Read the lines below. Copy out any that hold the string "drop".

········

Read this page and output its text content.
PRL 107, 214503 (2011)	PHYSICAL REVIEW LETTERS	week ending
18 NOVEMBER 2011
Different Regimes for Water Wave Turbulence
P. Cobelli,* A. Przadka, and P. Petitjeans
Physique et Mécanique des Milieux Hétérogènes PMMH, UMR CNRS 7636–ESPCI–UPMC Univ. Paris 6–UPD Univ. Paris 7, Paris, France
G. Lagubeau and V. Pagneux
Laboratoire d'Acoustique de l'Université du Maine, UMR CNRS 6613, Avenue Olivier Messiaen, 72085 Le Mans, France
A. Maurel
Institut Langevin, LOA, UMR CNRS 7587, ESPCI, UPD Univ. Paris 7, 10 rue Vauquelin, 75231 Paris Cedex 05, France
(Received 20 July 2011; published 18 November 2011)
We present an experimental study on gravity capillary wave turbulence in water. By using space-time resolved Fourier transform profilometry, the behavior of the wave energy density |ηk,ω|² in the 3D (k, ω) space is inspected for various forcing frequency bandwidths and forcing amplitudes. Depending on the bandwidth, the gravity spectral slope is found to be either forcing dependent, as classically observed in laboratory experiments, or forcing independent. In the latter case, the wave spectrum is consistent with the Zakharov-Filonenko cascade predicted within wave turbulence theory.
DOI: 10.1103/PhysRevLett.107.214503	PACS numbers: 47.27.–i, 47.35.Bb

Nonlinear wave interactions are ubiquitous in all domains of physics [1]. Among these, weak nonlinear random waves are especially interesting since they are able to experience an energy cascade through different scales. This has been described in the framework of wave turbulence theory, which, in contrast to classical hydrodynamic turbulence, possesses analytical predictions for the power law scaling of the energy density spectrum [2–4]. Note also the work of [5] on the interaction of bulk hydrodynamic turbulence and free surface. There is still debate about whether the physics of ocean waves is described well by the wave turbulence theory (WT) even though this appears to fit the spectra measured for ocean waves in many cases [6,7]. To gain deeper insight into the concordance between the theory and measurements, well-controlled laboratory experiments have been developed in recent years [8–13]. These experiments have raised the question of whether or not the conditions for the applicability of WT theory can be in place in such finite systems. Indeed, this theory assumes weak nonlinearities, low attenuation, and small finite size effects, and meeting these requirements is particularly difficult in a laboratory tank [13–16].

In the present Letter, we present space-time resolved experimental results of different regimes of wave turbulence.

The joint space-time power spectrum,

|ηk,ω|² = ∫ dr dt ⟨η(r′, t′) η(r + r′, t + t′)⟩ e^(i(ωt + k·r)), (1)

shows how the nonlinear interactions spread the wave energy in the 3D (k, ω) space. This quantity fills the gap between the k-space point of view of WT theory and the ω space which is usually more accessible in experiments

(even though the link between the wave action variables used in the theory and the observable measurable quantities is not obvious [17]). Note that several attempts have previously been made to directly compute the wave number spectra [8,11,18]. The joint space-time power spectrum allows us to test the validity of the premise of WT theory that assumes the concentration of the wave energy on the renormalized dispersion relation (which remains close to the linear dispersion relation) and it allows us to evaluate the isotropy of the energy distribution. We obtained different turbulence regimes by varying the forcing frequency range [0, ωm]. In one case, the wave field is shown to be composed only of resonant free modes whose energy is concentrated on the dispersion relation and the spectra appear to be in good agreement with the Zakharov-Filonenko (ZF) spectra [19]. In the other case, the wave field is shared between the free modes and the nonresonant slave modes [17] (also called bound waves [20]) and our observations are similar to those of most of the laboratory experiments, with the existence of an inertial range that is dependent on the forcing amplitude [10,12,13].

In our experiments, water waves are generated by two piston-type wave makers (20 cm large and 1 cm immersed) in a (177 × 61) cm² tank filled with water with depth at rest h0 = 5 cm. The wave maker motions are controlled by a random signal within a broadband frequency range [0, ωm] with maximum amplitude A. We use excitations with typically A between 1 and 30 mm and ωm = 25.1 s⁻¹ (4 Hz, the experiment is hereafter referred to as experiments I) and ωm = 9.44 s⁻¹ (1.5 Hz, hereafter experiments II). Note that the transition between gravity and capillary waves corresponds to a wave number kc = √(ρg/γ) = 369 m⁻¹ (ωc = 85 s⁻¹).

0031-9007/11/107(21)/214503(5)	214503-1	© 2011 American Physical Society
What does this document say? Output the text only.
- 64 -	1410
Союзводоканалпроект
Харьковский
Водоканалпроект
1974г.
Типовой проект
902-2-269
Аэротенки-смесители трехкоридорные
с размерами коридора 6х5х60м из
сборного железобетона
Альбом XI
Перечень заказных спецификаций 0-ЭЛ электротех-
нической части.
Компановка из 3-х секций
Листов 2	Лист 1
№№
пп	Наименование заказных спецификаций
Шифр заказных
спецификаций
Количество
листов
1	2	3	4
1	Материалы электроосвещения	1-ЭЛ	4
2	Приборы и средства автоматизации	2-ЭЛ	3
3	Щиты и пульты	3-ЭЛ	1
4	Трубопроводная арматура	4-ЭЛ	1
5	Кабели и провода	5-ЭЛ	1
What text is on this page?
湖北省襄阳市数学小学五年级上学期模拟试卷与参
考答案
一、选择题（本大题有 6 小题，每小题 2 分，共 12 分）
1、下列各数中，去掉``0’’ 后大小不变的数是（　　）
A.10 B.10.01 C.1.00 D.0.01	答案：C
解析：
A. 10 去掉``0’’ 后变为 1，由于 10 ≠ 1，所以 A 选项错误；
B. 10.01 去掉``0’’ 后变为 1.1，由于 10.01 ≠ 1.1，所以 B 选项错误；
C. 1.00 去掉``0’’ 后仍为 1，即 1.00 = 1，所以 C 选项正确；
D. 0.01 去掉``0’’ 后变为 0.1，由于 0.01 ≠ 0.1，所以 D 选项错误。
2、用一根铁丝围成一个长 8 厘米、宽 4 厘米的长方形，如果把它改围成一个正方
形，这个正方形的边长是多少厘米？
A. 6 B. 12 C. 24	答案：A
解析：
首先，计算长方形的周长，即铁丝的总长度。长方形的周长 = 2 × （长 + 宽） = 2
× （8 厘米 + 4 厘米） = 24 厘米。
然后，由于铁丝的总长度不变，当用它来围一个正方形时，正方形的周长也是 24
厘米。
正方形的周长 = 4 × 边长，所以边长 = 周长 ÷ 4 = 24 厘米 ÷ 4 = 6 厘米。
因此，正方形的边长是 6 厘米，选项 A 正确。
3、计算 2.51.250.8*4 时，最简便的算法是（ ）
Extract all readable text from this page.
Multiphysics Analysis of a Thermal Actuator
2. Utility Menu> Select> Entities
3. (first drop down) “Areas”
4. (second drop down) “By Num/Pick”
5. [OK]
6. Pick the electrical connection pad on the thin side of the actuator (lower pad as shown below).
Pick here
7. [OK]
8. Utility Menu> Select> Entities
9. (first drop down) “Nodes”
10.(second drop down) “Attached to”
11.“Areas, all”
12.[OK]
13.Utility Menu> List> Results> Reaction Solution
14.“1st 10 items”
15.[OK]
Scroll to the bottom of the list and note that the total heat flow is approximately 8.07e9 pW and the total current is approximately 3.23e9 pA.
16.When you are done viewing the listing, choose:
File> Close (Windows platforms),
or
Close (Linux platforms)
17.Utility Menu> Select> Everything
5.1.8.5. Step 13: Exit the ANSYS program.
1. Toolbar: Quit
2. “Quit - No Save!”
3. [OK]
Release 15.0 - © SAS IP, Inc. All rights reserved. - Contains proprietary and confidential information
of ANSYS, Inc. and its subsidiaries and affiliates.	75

········

Response ▸
3. (first drop down) “Areas”
4. (second drop down) “By Num/Pick”
9. (first drop down) “Nodes”
10.(second drop down) “Attached to”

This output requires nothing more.